> WRITTEN REQUEST
Wherever the word "icon" appears in a line, extract that line.

(Stored data)
++++

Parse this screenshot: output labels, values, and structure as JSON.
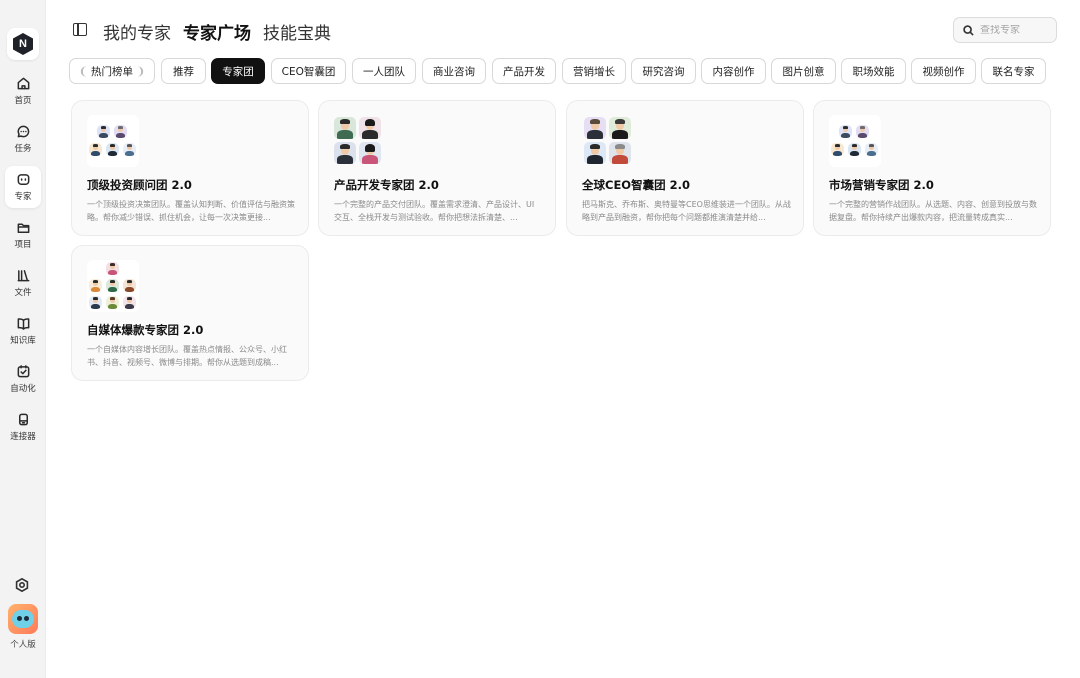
{
  "sidebar": {
    "logo_letter": "N",
    "items": [
      {
        "label": "首页",
        "icon": "home-icon"
      },
      {
        "label": "任务",
        "icon": "chat-icon"
      },
      {
        "label": "专家",
        "icon": "expert-icon",
        "active": true
      },
      {
        "label": "项目",
        "icon": "folder-icon"
      },
      {
        "label": "文件",
        "icon": "library-icon"
      },
      {
        "label": "知识库",
        "icon": "book-icon"
      },
      {
        "label": "自动化",
        "icon": "automation-icon"
      },
      {
        "label": "连接器",
        "icon": "connector-icon"
      }
    ],
    "settings_icon": "settings-icon",
    "plan_label": "个人版"
  },
  "header": {
    "tabs": [
      {
        "label": "我的专家",
        "active": false
      },
      {
        "label": "专家广场",
        "active": true
      },
      {
        "label": "技能宝典",
        "active": false
      }
    ],
    "search_placeholder": "查找专家"
  },
  "filters": [
    {
      "label": "热门榜单",
      "laurel": true
    },
    {
      "label": "推荐"
    },
    {
      "label": "专家团",
      "active": true
    },
    {
      "label": "CEO智囊团"
    },
    {
      "label": "一人团队"
    },
    {
      "label": "商业咨询"
    },
    {
      "label": "产品开发"
    },
    {
      "label": "营销增长"
    },
    {
      "label": "研究咨询"
    },
    {
      "label": "内容创作"
    },
    {
      "label": "图片创意"
    },
    {
      "label": "职场效能"
    },
    {
      "label": "视频创作"
    },
    {
      "label": "联名专家"
    }
  ],
  "cards": [
    {
      "title": "顶级投资顾问团 2.0",
      "desc": "一个顶级投资决策团队。覆盖认知判断、价值评估与融资策略。帮你减少错误、抓住机会，让每一次决策更接..."
    },
    {
      "title": "产品开发专家团 2.0",
      "desc": "一个完整的产品交付团队。覆盖需求澄清、产品设计、UI 交互、全栈开发与测试验收。帮你把想法拆清楚、..."
    },
    {
      "title": "全球CEO智囊团 2.0",
      "desc": "把马斯克、乔布斯、奥特曼等CEO思维装进一个团队。从战略到产品到融资，帮你把每个问题都推演清楚并给..."
    },
    {
      "title": "市场营销专家团 2.0",
      "desc": "一个完整的营销作战团队。从选题、内容、创意到投放与数据复盘。帮你持续产出爆款内容，把流量转成真实..."
    },
    {
      "title": "自媒体爆款专家团 2.0",
      "desc": "一个自媒体内容增长团队。覆盖热点情报、公众号、小红书、抖音、视频号、微博与排期。帮你从选题到成稿..."
    }
  ]
}
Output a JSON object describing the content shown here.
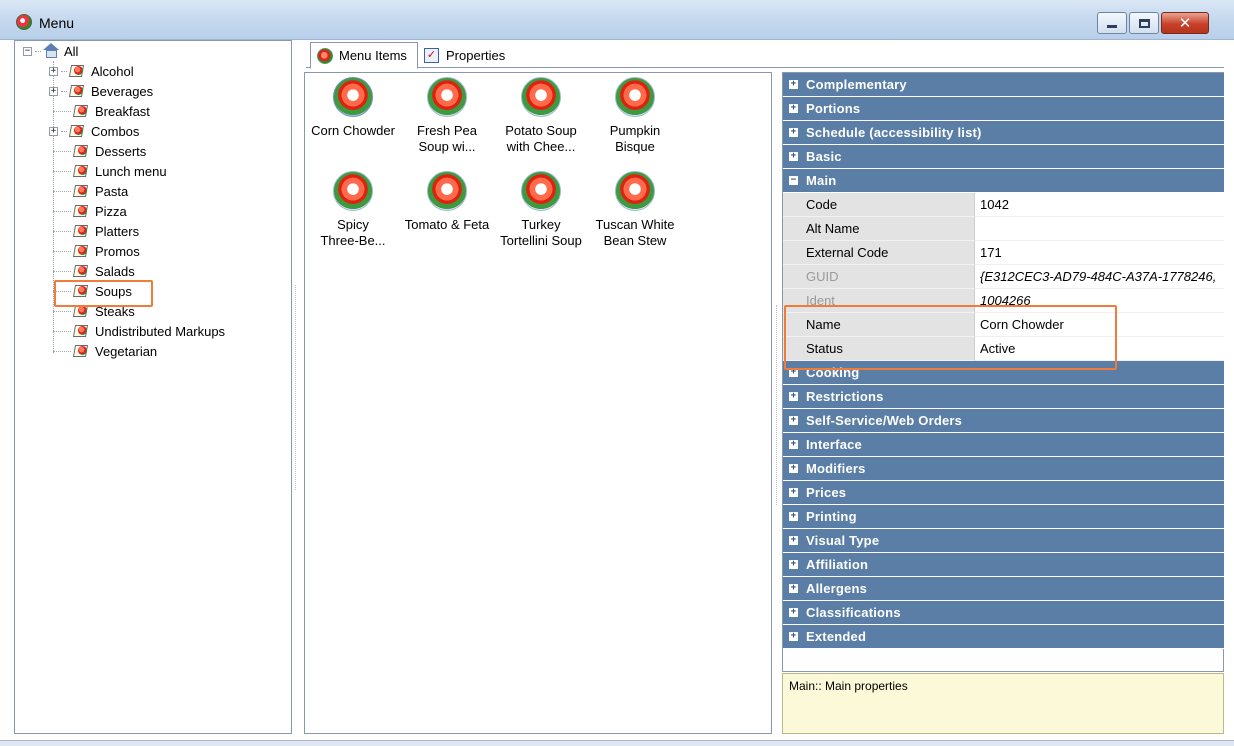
{
  "window": {
    "title": "Menu"
  },
  "tree": {
    "root_label": "All",
    "items": [
      {
        "label": "Alcohol",
        "expandable": true
      },
      {
        "label": "Beverages",
        "expandable": true
      },
      {
        "label": "Breakfast",
        "expandable": false
      },
      {
        "label": "Combos",
        "expandable": true
      },
      {
        "label": "Desserts",
        "expandable": false
      },
      {
        "label": "Lunch menu",
        "expandable": false
      },
      {
        "label": "Pasta",
        "expandable": false
      },
      {
        "label": "Pizza",
        "expandable": false
      },
      {
        "label": "Platters",
        "expandable": false
      },
      {
        "label": "Promos",
        "expandable": false
      },
      {
        "label": "Salads",
        "expandable": false
      },
      {
        "label": "Soups",
        "expandable": false,
        "selected": true
      },
      {
        "label": "Steaks",
        "expandable": false
      },
      {
        "label": "Undistributed Markups",
        "expandable": false
      },
      {
        "label": "Vegetarian",
        "expandable": false
      }
    ]
  },
  "tabs": [
    {
      "label": "Menu Items",
      "active": true
    },
    {
      "label": "Properties",
      "active": false
    }
  ],
  "menu_items": [
    {
      "line1": "Corn Chowder",
      "line2": "",
      "selected": true
    },
    {
      "line1": "Fresh Pea",
      "line2": "Soup wi..."
    },
    {
      "line1": "Potato Soup",
      "line2": "with Chee..."
    },
    {
      "line1": "Pumpkin",
      "line2": "Bisque"
    },
    {
      "line1": "Spicy",
      "line2": "Three-Be..."
    },
    {
      "line1": "Tomato & Feta",
      "line2": ""
    },
    {
      "line1": "Turkey",
      "line2": "Tortellini Soup"
    },
    {
      "line1": "Tuscan White",
      "line2": "Bean Stew"
    }
  ],
  "property_grid": {
    "categories_top": [
      {
        "label": "Complementary",
        "expander": "+"
      },
      {
        "label": "Portions",
        "expander": "+"
      },
      {
        "label": "Schedule (accessibility list)",
        "expander": "+"
      },
      {
        "label": "Basic",
        "expander": "+"
      },
      {
        "label": "Main",
        "expander": "−"
      }
    ],
    "main_props": [
      {
        "name": "Code",
        "value": "1042"
      },
      {
        "name": "Alt Name",
        "value": ""
      },
      {
        "name": "External Code",
        "value": "171"
      },
      {
        "name": "GUID",
        "value": "{E312CEC3-AD79-484C-A37A-1778246,",
        "disabled": true
      },
      {
        "name": "Ident",
        "value": "1004266",
        "disabled": true
      },
      {
        "name": "Name",
        "value": "Corn Chowder"
      },
      {
        "name": "Status",
        "value": "Active"
      }
    ],
    "categories_bottom": [
      {
        "label": "Cooking",
        "expander": "+"
      },
      {
        "label": "Restrictions",
        "expander": "+"
      },
      {
        "label": "Self-Service/Web Orders",
        "expander": "+"
      },
      {
        "label": "Interface",
        "expander": "+"
      },
      {
        "label": "Modifiers",
        "expander": "+"
      },
      {
        "label": "Prices",
        "expander": "+"
      },
      {
        "label": "Printing",
        "expander": "+"
      },
      {
        "label": "Visual Type",
        "expander": "+"
      },
      {
        "label": "Affiliation",
        "expander": "+"
      },
      {
        "label": "Allergens",
        "expander": "+"
      },
      {
        "label": "Classifications",
        "expander": "+"
      },
      {
        "label": "Extended",
        "expander": "+"
      }
    ]
  },
  "description": "Main:: Main properties",
  "colors": {
    "category_header": "#5a7ea6",
    "highlight": "#f07b3a",
    "description_bg": "#fbf9d8"
  }
}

++++

> RESPONSE BELOW
        "icon": "home-icon"
        "icon": "chat-icon"
        "icon": "expert-icon",
        "icon": "folder-icon"
        "icon": "library-icon"
        "icon": "book-icon"
        "icon": "automation-icon"
        "icon": "connector-icon"
    "settings_icon": "settings-icon",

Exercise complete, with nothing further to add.